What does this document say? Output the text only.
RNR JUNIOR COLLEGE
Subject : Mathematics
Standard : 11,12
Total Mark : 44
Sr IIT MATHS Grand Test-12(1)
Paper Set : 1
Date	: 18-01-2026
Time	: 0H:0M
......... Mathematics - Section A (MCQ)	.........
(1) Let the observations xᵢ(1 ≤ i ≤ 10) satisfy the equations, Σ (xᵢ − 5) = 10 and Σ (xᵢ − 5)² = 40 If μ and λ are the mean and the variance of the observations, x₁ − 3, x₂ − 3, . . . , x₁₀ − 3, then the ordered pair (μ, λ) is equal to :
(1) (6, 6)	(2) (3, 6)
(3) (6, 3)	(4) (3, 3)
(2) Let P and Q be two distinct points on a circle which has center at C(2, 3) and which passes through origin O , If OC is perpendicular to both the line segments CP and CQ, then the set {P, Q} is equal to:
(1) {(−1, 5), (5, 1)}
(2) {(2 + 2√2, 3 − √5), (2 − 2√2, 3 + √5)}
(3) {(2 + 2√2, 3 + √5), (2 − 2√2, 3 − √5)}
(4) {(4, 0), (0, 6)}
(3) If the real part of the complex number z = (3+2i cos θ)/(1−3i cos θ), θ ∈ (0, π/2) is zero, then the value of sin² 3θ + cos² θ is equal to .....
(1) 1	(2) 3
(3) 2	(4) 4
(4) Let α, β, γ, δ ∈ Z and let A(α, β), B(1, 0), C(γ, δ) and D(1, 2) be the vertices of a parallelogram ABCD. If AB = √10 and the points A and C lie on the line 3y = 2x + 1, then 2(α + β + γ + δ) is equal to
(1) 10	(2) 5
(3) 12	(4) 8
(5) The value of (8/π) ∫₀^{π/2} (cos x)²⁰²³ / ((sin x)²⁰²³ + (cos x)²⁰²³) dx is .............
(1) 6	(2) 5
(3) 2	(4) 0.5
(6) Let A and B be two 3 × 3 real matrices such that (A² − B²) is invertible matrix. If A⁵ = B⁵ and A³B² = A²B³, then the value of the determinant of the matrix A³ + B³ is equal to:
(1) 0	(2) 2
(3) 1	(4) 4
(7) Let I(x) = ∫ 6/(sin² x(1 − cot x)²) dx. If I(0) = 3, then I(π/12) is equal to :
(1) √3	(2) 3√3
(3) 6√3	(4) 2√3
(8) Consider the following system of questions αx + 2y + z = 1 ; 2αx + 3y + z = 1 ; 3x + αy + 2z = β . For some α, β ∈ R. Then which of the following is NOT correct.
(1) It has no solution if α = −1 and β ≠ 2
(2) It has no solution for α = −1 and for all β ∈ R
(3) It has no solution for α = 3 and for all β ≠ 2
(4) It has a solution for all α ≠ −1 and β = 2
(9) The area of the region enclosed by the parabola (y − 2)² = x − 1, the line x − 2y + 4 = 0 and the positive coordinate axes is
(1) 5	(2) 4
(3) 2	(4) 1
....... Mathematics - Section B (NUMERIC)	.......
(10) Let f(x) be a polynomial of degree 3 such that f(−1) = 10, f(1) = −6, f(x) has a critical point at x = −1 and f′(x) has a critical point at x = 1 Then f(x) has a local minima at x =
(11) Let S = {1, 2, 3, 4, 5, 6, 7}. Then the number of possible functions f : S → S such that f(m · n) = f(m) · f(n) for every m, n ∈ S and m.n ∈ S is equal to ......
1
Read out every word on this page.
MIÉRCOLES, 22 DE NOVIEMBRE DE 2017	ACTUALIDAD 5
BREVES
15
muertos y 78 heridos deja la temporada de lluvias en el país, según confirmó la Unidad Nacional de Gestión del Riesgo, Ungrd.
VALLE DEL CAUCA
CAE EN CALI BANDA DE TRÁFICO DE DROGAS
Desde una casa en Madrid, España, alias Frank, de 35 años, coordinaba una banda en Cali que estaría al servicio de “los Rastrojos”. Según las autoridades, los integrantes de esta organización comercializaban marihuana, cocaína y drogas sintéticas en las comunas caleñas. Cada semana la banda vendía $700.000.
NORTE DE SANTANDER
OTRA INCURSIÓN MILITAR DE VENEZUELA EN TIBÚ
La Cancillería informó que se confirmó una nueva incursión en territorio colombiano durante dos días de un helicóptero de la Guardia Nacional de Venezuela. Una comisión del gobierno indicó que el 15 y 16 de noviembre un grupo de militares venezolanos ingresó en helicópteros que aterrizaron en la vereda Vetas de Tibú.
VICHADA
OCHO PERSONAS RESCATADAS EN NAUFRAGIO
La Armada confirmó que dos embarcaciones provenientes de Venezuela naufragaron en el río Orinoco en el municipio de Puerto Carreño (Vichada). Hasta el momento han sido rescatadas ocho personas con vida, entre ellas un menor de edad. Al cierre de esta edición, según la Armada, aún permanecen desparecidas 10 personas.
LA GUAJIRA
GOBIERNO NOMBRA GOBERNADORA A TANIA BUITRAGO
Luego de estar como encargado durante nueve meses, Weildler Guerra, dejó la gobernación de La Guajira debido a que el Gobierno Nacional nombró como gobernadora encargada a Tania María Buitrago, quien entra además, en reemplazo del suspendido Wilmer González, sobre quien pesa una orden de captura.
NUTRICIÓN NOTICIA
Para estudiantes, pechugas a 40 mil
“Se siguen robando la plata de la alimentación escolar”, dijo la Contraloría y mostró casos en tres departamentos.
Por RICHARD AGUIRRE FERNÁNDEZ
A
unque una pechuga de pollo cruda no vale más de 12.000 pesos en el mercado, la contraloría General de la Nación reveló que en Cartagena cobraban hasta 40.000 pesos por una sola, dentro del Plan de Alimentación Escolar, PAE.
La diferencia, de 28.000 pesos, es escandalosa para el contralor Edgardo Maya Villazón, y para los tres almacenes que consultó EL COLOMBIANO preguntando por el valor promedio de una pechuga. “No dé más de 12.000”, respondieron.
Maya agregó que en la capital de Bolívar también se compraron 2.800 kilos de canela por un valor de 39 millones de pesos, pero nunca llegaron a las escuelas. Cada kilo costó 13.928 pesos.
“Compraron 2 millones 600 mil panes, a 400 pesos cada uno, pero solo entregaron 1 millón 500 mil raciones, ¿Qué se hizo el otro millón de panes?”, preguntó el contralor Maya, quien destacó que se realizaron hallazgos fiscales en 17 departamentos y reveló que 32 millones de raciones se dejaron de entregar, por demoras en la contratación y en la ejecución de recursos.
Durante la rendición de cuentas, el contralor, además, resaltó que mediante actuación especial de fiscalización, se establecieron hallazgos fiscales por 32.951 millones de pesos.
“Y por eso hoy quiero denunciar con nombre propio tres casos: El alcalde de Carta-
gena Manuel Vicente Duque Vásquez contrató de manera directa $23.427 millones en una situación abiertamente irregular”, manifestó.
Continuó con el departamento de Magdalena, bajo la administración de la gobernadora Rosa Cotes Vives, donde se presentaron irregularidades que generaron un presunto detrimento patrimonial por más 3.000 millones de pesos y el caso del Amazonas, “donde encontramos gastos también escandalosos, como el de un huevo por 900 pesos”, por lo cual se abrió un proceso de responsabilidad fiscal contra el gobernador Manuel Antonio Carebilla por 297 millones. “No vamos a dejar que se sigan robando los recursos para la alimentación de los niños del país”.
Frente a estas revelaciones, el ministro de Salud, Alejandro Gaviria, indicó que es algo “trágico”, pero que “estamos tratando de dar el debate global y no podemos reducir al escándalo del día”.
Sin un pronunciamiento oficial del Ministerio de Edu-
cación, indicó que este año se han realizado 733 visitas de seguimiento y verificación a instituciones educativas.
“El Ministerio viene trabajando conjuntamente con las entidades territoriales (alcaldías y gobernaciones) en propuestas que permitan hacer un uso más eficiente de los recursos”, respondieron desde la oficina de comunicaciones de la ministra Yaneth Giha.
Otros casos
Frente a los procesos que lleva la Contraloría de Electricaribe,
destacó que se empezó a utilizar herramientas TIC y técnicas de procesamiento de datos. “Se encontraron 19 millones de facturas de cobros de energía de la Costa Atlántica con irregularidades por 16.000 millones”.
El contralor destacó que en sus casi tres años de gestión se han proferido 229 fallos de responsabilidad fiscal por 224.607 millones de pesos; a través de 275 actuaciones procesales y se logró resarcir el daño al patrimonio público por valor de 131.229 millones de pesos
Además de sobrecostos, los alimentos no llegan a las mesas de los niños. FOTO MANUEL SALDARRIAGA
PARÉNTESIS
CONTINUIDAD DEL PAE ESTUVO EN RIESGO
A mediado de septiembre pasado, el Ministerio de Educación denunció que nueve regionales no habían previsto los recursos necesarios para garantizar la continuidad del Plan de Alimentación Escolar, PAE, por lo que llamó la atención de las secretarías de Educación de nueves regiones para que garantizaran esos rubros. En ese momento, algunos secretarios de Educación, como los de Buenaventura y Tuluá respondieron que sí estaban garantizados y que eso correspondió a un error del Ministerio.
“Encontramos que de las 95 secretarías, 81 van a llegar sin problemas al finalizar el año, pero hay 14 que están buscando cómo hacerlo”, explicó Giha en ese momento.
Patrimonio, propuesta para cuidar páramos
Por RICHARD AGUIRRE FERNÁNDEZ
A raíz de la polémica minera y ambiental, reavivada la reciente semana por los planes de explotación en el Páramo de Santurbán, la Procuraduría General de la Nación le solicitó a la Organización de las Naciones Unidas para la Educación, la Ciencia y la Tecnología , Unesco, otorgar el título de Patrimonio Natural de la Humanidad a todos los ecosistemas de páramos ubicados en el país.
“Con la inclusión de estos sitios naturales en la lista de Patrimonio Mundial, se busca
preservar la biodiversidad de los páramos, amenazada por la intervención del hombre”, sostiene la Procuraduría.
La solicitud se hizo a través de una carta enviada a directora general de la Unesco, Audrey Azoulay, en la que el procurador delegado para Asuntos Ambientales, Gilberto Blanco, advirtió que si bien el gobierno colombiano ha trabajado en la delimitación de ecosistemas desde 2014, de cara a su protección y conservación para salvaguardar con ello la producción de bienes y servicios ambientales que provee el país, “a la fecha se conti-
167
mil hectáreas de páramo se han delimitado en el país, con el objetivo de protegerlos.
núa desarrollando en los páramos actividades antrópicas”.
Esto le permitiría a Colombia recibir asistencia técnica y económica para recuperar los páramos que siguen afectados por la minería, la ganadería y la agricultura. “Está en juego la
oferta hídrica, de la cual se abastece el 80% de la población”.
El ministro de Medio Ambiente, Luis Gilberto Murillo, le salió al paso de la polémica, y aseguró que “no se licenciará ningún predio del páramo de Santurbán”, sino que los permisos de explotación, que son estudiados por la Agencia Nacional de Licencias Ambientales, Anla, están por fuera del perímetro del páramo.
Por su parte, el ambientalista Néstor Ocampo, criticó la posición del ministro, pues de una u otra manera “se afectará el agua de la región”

========

Extract, from the material above, each line holding the word "Procuraduría".

Output of the task:
A raíz de la polémica minera y ambiental, reavivada la reciente semana por los planes de explotación en el Páramo de Santurbán, la Procuraduría General de la Nación le solicitó a la Organización de las Naciones Unidas para la Educación, la Ciencia y la Tecnología , Unesco, otorgar el título de Patrimonio Natural de la Humanidad a todos los ecosistemas de páramos ubicados en el país.
preservar la biodiversidad de los páramos, amenazada por la intervención del hombre”, sostiene la Procuraduría.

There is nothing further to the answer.